◆ **Text shown**:
Inside the U.N. and C.G.I.

09.24.13

Bill Clinton and Obama Sell Obamacare at the Clinton Global Initiative

It was a strange day for health care, with Ted Cruz pseudo-filibustering and two Democratic presidents playing Obamacare salesmen. Eleanor Clift on how Obama talked up his plan—and what Clinton feared.

Could the dialogue about the new health-care law get any more surreal? On one television network, Texas Republican Ted Cruz drones on and on about the evils of Obamacare, and on another, Democratic Presidents Obama and Clinton do their best to sell a skeptical American public on the new health-care law, sounding a bit like the Home Shopping Network as they put in a plug for people to go online to HealthCare.gov and sign up for coverage.

Seated in cream-colored easy chairs on the set of Clinton’s annual Global Initiative confab in New York, the two presidents engaged in some friendly banter about how they both married up. Then they got down to business, with Clinton posing the questions on people’s minds, from why the president took on health-care reform to why the law is so unpopular. Obama had a rare chance to explain the basis for Obamacare and to promote a spate of recent good news that suggests premiums for many people will be lower than expected.

On October 1, just a week away, the health-care exchanges will be up and running to enroll people for coverage that will take effect in January. It’s important for everybody, every category, every age group, Obama said, to understand why health insurance is important, why they should sign up, and what choices are available to them. “Shop just like you shop for an airline ticket or a flat-screen TV,” Obama said. Making it simple and straightforward is the best defense against the GOP’s assault on the law, which includes commercials with a demented-looking Uncle Sam peering between a woman’s legs. Calling the commercials “a little wacky,” Obama said, “just go to HealthCare.gov and make your own decision … What we are confident of is that when people look and see they can get quality health care for less than their cellphone bill, they will sign up.”

Clinton played the role of mildly skeptical interrogator, asking at one point if it’s such a good idea, why do the polls show it’s so unpopular? And then, as their nearly hourlong conversation drew to a close, Clinton said the question he gets the most is that Obamacare sounds too good to be true. You spend more, give more people health coverage, and the deficit goes down. How can that be?

“I don’t have pride of authorship,” Obama said. “I just want the thing to work.”

◆ **Problems to solve**:
(1) Rewrite the health-care article starting at "Bill Clinton and" and ending at "what Clinton feared.", with "salesmen" replaced by "pitchmen".
(2) Write the next part of the article about Obama and Clinton promoting the health-care law, picking up after its final line.

◆ **Dataset entries**:
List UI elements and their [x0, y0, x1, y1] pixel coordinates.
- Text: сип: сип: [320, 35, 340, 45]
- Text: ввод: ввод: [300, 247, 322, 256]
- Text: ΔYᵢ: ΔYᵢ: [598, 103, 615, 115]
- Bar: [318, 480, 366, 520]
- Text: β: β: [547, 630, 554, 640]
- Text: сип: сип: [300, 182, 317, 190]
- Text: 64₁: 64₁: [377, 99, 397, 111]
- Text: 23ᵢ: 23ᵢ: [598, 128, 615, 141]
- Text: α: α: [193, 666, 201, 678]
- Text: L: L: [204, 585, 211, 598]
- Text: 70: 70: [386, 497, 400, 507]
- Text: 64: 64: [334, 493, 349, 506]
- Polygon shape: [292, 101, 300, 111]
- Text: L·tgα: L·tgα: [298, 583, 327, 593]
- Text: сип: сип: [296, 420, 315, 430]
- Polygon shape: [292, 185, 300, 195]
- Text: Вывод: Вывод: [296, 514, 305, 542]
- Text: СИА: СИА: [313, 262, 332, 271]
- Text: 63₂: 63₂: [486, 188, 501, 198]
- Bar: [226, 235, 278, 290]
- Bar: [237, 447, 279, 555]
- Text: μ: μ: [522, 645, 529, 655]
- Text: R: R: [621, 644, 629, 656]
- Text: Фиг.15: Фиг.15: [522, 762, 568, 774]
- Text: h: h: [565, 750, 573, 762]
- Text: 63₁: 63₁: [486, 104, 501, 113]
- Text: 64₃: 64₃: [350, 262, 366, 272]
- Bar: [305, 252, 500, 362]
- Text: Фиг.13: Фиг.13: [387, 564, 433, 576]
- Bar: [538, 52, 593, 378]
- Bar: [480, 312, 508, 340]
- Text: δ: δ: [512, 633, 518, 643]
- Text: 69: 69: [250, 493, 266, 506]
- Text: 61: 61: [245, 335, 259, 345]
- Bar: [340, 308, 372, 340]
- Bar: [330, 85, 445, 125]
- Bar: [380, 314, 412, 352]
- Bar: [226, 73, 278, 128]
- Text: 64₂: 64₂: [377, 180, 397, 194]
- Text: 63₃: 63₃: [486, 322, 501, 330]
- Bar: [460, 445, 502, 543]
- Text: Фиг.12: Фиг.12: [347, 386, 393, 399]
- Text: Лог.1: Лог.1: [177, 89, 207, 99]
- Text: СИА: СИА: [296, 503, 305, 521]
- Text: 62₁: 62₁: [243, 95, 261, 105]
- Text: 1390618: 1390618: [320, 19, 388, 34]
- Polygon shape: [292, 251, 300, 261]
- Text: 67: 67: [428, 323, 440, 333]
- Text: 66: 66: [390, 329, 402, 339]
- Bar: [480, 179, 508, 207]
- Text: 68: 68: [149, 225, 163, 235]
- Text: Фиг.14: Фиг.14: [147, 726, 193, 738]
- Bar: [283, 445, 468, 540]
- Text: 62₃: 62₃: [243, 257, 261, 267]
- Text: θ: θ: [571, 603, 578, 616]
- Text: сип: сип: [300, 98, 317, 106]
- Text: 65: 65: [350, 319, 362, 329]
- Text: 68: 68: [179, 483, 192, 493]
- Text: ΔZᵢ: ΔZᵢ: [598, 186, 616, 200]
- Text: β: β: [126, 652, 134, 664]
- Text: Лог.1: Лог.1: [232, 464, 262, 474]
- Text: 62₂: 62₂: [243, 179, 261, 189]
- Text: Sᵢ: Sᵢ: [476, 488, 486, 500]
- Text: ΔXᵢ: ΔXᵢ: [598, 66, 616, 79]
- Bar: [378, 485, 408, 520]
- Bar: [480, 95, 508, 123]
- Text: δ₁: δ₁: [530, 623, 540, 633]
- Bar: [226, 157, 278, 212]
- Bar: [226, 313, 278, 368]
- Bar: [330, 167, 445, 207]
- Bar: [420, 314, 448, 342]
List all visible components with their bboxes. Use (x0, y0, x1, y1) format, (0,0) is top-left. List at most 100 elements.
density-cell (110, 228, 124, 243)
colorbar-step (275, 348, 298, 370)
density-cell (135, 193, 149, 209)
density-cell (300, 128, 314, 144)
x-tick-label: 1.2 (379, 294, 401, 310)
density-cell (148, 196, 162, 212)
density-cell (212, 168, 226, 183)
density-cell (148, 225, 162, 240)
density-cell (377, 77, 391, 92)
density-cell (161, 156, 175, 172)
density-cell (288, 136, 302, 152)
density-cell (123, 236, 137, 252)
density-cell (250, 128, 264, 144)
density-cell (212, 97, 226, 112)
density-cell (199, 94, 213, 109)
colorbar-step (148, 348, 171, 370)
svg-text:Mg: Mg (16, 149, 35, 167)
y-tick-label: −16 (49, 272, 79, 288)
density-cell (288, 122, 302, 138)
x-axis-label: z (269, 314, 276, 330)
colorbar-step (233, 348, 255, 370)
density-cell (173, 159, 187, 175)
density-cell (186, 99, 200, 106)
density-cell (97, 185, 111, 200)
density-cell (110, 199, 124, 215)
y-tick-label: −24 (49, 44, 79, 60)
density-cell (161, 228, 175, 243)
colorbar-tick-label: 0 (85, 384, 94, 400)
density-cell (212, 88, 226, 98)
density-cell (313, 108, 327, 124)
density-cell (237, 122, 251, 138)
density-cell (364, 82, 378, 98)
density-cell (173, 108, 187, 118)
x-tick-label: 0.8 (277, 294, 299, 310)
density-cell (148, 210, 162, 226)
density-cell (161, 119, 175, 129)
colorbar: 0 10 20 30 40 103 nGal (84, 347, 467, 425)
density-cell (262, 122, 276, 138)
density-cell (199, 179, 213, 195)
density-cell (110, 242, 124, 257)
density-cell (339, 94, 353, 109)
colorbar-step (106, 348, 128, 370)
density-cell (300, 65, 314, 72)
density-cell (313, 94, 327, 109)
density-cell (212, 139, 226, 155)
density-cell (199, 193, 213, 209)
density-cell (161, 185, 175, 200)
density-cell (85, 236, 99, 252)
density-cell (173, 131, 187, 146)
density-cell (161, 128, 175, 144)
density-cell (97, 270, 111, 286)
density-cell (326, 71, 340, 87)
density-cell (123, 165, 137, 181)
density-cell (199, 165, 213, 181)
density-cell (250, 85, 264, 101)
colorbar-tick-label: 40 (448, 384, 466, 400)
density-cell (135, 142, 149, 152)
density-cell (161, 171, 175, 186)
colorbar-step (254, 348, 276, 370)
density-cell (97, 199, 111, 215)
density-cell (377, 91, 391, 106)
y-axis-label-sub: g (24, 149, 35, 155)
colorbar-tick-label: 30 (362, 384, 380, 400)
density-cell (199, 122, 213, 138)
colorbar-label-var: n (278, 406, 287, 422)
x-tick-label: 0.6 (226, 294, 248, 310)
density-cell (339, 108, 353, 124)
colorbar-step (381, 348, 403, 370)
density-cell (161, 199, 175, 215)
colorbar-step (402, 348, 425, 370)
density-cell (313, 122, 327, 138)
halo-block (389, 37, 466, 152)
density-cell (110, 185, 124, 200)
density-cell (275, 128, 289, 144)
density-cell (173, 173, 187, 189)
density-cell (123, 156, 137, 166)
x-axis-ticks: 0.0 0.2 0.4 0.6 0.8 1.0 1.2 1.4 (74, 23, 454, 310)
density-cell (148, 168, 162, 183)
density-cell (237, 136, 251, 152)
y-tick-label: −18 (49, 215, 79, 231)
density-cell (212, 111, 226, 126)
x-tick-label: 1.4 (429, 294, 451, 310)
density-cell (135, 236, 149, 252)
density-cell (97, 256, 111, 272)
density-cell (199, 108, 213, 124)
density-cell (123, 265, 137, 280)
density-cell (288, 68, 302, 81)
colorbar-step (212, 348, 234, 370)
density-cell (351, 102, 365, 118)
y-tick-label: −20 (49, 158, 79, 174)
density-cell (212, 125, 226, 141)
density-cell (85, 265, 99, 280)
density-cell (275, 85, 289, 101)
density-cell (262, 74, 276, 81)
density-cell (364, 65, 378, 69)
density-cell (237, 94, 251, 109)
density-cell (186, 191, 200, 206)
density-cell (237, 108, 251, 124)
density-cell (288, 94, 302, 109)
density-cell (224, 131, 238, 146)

◆ **Responses**:
(1)
Bill Clinton and Obama Sell Obamacare at the Clinton Global Initiative

It was a strange day for health care, with Ted Cruz pseudo-filibustering and two Democratic presidents playing Obamacare pitchmen. Eleanor Clift on how Obama talked up his plan—and what Clinton feared.

(2)
Obama explained how pooling risk eliminates the expensive cost-shifting when emergency rooms provide care and pass the costs along. He also acknowledged raising taxes—gasp—on higher-income Medicare recipients and on so-called Cadillac plans, which has labor unions in a tizzy, and reducing the subsidies for Medicare Advantage plans. He said he sympathized with Republican governors facing a political litmus test but said he believes that once they realize what a good deal they’re getting, they will come around. He pointed to three states—Arkansas, Kentucky, and Idaho—that he lost in the last election by 20 percentage points and said they are implementing Obamacare by another name.

In Kentucky, it’s Kentucky Connect, and in Idaho, where it’s the Idaho Health Care Exchange, he related a story of a fellow looking at the rates, signing up, and declaring to his friend, “This is a great deal; this is a lot better than Obamacare.” “Which is fine,” Obama continued. “I don’t have pride of authorship. I just want the thing to work.” He noted that in New York, California, and Illinois, all Obama-friendly states that have been working aggressively to get their exchanges up and running, premiums are significantly lower than what was expected—50 percent lower in New York; 33 percent lower in California; and 25 percent lower in Illinois. “Competition and choice work,” Obama said.

Clinton said that at one point he was “terrified” there would be no private competition, that only one insurer would show up. Instead, more companies are doing more bidding, he said.

With two policy wonks like Clinton and Obama talking health care, it was to be expected that the discussion would get fairly technical, and it did, with quite a lengthy explanation of why the health-care law contains both employer and individual mandates, which Obama said are the primary cause of controversy around the plan. Employers simply don’t like to be told they have to provide coverage, and people don’t like to be told they have to have coverage, he said.

Obama showcased the benefits already in place, among them prohibiting insurance companies from discriminating against people with preexisting conditions. But if insurance companies have got to provide coverage to all comers, he said, the flip side is everybody’s got to have insurance. It’s the same principle that motivated Gov. Mitt Romney’s health-care plan in Massachusetts, “and that principle was considered a very smart Republican principle,” Obama said.

Nothing said on the stage in New York will change minds among those most adamantly against Obamacare, but there is some irony in the GOP’s argument that once Obamacare is in place, people will get hooked on its benefits, and it will be hard to roll back. Cruz is making that argument, among many others, and anything else he can think to say. He’s even less likely to change minds, at least not in the direction he wants.